> _Exercise description_
Repeat each entry in full, exactly.

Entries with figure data

---

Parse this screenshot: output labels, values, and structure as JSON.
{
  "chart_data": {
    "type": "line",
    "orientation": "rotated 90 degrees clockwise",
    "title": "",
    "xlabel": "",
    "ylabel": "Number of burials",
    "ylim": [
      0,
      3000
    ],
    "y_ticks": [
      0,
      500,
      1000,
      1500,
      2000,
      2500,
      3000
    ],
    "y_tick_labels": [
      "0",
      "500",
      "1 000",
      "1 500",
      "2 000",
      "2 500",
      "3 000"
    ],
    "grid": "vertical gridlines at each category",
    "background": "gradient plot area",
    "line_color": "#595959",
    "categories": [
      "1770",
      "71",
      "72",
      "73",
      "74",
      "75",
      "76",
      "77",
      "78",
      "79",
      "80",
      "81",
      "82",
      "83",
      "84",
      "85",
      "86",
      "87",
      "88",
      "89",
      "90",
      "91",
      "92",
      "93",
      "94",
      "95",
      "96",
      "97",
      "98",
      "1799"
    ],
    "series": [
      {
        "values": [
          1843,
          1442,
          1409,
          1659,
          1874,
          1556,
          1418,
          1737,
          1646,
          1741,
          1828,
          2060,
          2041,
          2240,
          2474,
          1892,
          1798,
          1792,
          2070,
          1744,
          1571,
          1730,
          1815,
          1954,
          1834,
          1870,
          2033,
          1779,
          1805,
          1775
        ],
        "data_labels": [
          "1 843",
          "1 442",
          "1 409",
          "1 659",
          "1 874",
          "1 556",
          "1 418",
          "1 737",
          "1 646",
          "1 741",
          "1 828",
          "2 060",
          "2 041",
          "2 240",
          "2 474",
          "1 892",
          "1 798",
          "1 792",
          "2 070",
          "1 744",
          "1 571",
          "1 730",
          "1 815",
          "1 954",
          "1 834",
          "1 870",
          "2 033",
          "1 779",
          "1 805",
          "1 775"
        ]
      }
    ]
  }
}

---

> _Full solution_
Parse this screenshot: output labels, values, and structure as JSON.
{
  "chart_data": {
    "type": "line",
    "orientation": "rotated 90 degrees clockwise",
    "title": "",
    "xlabel": "",
    "ylabel": "Number of burials",
    "ylim": [
      0,
      3000
    ],
    "y_ticks": [
      0,
      500,
      1000,
      1500,
      2000,
      2500,
      3000
    ],
    "y_tick_labels": [
      "0",
      "500",
      "1 000",
      "1 500",
      "2 000",
      "2 500",
      "3 000"
    ],
    "grid": "vertical gridlines at each category",
    "background": "gradient plot area",
    "line_color": "#595959",
    "categories": [
      "1770",
      "71",
      "72",
      "73",
      "74",
      "75",
      "76",
      "77",
      "78",
      "79",
      "80",
      "81",
      "82",
      "83",
      "84",
      "85",
      "86",
      "87",
      "88",
      "89",
      "90",
      "91",
      "92",
      "93",
      "94",
      "95",
      "96",
      "97",
      "98",
      "1799"
    ],
    "series": [
      {
        "values": [
          1843,
          1442,
          1409,
          1659,
          1874,
          1556,
          1418,
          1737,
          1646,
          1741,
          1828,
          2060,
          2041,
          2240,
          2474,
          1892,
          1798,
          1792,
          2070,
          1744,
          1571,
          1730,
          1815,
          1954,
          1834,
          1870,
          2033,
          1779,
          1805,
          1775
        ],
        "data_labels": [
          "1 843",
          "1 442",
          "1 409",
          "1 659",
          "1 874",
          "1 556",
          "1 418",
          "1 737",
          "1 646",
          "1 741",
          "1 828",
          "2 060",
          "2 041",
          "2 240",
          "2 474",
          "1 892",
          "1 798",
          "1 792",
          "2 070",
          "1 744",
          "1 571",
          "1 730",
          "1 815",
          "1 954",
          "1 834",
          "1 870",
          "2 033",
          "1 779",
          "1 805",
          "1 775"
        ]
      }
    ]
  }
}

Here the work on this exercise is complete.